**JOB**
Write the data out again in full, with no departure from the original.

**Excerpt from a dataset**

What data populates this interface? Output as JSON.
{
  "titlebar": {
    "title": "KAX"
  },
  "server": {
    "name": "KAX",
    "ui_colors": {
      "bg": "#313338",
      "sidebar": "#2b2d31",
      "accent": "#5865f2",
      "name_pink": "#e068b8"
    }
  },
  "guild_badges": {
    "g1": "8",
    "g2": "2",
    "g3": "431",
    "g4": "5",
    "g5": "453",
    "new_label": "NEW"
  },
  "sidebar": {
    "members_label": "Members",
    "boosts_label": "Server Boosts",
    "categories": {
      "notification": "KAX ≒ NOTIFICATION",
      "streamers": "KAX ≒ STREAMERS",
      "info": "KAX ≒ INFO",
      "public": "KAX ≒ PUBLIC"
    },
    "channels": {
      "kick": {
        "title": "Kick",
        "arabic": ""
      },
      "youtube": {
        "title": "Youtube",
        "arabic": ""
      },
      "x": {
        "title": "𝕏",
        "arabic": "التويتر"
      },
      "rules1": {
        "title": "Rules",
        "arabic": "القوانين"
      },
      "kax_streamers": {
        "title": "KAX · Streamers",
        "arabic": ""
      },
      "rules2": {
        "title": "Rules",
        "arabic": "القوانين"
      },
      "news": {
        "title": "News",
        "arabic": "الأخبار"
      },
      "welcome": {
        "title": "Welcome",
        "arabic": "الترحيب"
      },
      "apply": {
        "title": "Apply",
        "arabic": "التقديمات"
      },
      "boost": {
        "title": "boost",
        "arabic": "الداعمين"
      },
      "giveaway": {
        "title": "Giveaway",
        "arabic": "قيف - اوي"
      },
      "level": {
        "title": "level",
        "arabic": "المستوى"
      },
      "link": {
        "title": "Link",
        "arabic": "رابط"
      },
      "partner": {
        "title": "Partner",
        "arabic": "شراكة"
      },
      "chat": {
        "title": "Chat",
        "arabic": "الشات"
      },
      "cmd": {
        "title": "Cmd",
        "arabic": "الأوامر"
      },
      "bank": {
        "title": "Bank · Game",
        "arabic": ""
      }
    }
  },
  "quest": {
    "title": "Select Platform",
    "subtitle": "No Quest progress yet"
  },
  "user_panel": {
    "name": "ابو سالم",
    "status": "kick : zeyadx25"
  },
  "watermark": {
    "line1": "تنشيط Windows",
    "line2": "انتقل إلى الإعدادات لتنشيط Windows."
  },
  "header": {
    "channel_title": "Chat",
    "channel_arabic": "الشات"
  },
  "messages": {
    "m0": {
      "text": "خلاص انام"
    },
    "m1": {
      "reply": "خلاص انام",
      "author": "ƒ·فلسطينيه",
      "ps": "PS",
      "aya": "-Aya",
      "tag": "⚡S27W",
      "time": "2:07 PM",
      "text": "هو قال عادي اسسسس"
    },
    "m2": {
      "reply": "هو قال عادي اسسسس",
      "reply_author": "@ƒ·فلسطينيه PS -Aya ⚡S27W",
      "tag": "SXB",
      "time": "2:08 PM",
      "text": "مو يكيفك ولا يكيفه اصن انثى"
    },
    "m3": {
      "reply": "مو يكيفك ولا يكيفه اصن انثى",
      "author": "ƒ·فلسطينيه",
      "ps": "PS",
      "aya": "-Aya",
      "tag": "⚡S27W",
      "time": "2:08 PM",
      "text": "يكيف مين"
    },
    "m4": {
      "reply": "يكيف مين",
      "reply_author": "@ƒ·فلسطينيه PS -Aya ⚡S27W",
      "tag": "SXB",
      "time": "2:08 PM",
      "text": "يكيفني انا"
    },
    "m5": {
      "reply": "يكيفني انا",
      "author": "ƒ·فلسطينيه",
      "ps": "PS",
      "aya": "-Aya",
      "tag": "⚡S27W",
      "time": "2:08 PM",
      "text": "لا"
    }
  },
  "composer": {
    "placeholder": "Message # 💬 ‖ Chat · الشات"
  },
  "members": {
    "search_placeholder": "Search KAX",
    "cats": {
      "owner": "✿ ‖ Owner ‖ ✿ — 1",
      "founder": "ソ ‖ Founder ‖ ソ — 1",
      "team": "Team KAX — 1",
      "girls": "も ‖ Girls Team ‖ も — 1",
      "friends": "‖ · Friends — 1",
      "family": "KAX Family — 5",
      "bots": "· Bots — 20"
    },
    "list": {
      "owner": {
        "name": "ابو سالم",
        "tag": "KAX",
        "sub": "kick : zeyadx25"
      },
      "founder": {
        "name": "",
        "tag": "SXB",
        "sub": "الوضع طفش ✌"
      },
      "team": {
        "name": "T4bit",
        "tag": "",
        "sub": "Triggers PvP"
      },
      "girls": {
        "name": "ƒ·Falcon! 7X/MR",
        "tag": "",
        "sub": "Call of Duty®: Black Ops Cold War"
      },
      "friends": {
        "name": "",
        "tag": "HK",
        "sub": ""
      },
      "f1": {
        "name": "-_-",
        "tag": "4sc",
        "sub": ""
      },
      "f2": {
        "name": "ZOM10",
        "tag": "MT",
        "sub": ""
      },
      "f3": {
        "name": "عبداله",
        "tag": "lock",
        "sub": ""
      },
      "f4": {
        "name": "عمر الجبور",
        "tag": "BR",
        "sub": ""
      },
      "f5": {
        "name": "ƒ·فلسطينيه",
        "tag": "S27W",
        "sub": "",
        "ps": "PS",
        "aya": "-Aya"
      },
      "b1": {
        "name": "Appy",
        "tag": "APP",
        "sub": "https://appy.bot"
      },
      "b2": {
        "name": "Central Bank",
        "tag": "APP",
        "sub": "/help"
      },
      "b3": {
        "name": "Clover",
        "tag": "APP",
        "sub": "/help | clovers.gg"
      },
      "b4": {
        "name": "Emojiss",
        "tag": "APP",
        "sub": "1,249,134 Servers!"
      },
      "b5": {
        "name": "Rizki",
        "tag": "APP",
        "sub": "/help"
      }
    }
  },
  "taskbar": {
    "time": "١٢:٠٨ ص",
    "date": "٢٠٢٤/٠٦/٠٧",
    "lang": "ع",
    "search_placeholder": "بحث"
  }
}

**IN RESPONSE**
What data populates this interface? Output as JSON.
{
  "titlebar": {
    "title": "KAX"
  },
  "server": {
    "name": "KAX",
    "ui_colors": {
      "bg": "#313338",
      "sidebar": "#2b2d31",
      "accent": "#5865f2",
      "name_pink": "#e068b8"
    }
  },
  "guild_badges": {
    "g1": "8",
    "g2": "2",
    "g3": "431",
    "g4": "5",
    "g5": "453",
    "new_label": "NEW"
  },
  "sidebar": {
    "members_label": "Members",
    "boosts_label": "Server Boosts",
    "categories": {
      "notification": "KAX ≒ NOTIFICATION",
      "streamers": "KAX ≒ STREAMERS",
      "info": "KAX ≒ INFO",
      "public": "KAX ≒ PUBLIC"
    },
    "channels": {
      "kick": {
        "title": "Kick",
        "arabic": ""
      },
      "youtube": {
        "title": "Youtube",
        "arabic": ""
      },
      "x": {
        "title": "𝕏",
        "arabic": "التويتر"
      },
      "rules1": {
        "title": "Rules",
        "arabic": "القوانين"
      },
      "kax_streamers": {
        "title": "KAX · Streamers",
        "arabic": ""
      },
      "rules2": {
        "title": "Rules",
        "arabic": "القوانين"
      },
      "news": {
        "title": "News",
        "arabic": "الأخبار"
      },
      "welcome": {
        "title": "Welcome",
        "arabic": "الترحيب"
      },
      "apply": {
        "title": "Apply",
        "arabic": "التقديمات"
      },
      "boost": {
        "title": "boost",
        "arabic": "الداعمين"
      },
      "giveaway": {
        "title": "Giveaway",
        "arabic": "قيف - اوي"
      },
      "level": {
        "title": "level",
        "arabic": "المستوى"
      },
      "link": {
        "title": "Link",
        "arabic": "رابط"
      },
      "partner": {
        "title": "Partner",
        "arabic": "شراكة"
      },
      "chat": {
        "title": "Chat",
        "arabic": "الشات"
      },
      "cmd": {
        "title": "Cmd",
        "arabic": "الأوامر"
      },
      "bank": {
        "title": "Bank · Game",
        "arabic": ""
      }
    }
  },
  "quest": {
    "title": "Select Platform",
    "subtitle": "No Quest progress yet"
  },
  "user_panel": {
    "name": "ابو سالم",
    "status": "kick : zeyadx25"
  },
  "watermark": {
    "line1": "تنشيط Windows",
    "line2": "انتقل إلى الإعدادات لتنشيط Windows."
  },
  "header": {
    "channel_title": "Chat",
    "channel_arabic": "الشات"
  },
  "messages": {
    "m0": {
      "text": "خلاص انام"
    },
    "m1": {
      "reply": "خلاص انام",
      "author": "ƒ·فلسطينيه",
      "ps": "PS",
      "aya": "-Aya",
      "tag": "⚡S27W",
      "time": "2:07 PM",
      "text": "هو قال عادي اسسسس"
    },
    "m2": {
      "reply": "هو قال عادي اسسسس",
      "reply_author": "@ƒ·فلسطينيه PS -Aya ⚡S27W",
      "tag": "SXB",
      "time": "2:08 PM",
      "text": "مو يكيفك ولا يكيفه اصن انثى"
    },
    "m3": {
      "reply": "مو يكيفك ولا يكيفه اصن انثى",
      "author": "ƒ·فلسطينيه",
      "ps": "PS",
      "aya": "-Aya",
      "tag": "⚡S27W",
      "time": "2:08 PM",
      "text": "يكيف مين"
    },
    "m4": {
      "reply": "يكيف مين",
      "reply_author": "@ƒ·فلسطينيه PS -Aya ⚡S27W",
      "tag": "SXB",
      "time": "2:08 PM",
      "text": "يكيفني انا"
    },
    "m5": {
      "reply": "يكيفني انا",
      "author": "ƒ·فلسطينيه",
      "ps": "PS",
      "aya": "-Aya",
      "tag": "⚡S27W",
      "time": "2:08 PM",
      "text": "لا"
    }
  },
  "composer": {
    "placeholder": "Message # 💬 ‖ Chat · الشات"
  },
  "members": {
    "search_placeholder": "Search KAX",
    "cats": {
      "owner": "✿ ‖ Owner ‖ ✿ — 1",
      "founder": "ソ ‖ Founder ‖ ソ — 1",
      "team": "Team KAX — 1",
      "girls": "も ‖ Girls Team ‖ も — 1",
      "friends": "‖ · Friends — 1",
      "family": "KAX Family — 5",
      "bots": "· Bots — 20"
    },
    "list": {
      "owner": {
        "name": "ابو سالم",
        "tag": "KAX",
        "sub": "kick : zeyadx25"
      },
      "founder": {
        "name": "",
        "tag": "SXB",
        "sub": "الوضع طفش ✌"
      },
      "team": {
        "name": "T4bit",
        "tag": "",
        "sub": "Triggers PvP"
      },
      "girls": {
        "name": "ƒ·Falcon! 7X/MR",
        "tag": "",
        "sub": "Call of Duty®: Black Ops Cold War"
      },
      "friends": {
        "name": "",
        "tag": "HK",
        "sub": ""
      },
      "f1": {
        "name": "-_-",
        "tag": "4sc",
        "sub": ""
      },
      "f2": {
        "name": "ZOM10",
        "tag": "MT",
        "sub": ""
      },
      "f3": {
        "name": "عبداله",
        "tag": "lock",
        "sub": ""
      },
      "f4": {
        "name": "عمر الجبور",
        "tag": "BR",
        "sub": ""
      },
      "f5": {
        "name": "ƒ·فلسطينيه",
        "tag": "S27W",
        "sub": "",
        "ps": "PS",
        "aya": "-Aya"
      },
      "b1": {
        "name": "Appy",
        "tag": "APP",
        "sub": "https://appy.bot"
      },
      "b2": {
        "name": "Central Bank",
        "tag": "APP",
        "sub": "/help"
      },
      "b3": {
        "name": "Clover",
        "tag": "APP",
        "sub": "/help | clovers.gg"
      },
      "b4": {
        "name": "Emojiss",
        "tag": "APP",
        "sub": "1,249,134 Servers!"
      },
      "b5": {
        "name": "Rizki",
        "tag": "APP",
        "sub": "/help"
      }
    }
  },
  "taskbar": {
    "time": "١٢:٠٨ ص",
    "date": "٢٠٢٤/٠٦/٠٧",
    "lang": "ع",
    "search_placeholder": "بحث"
  }
}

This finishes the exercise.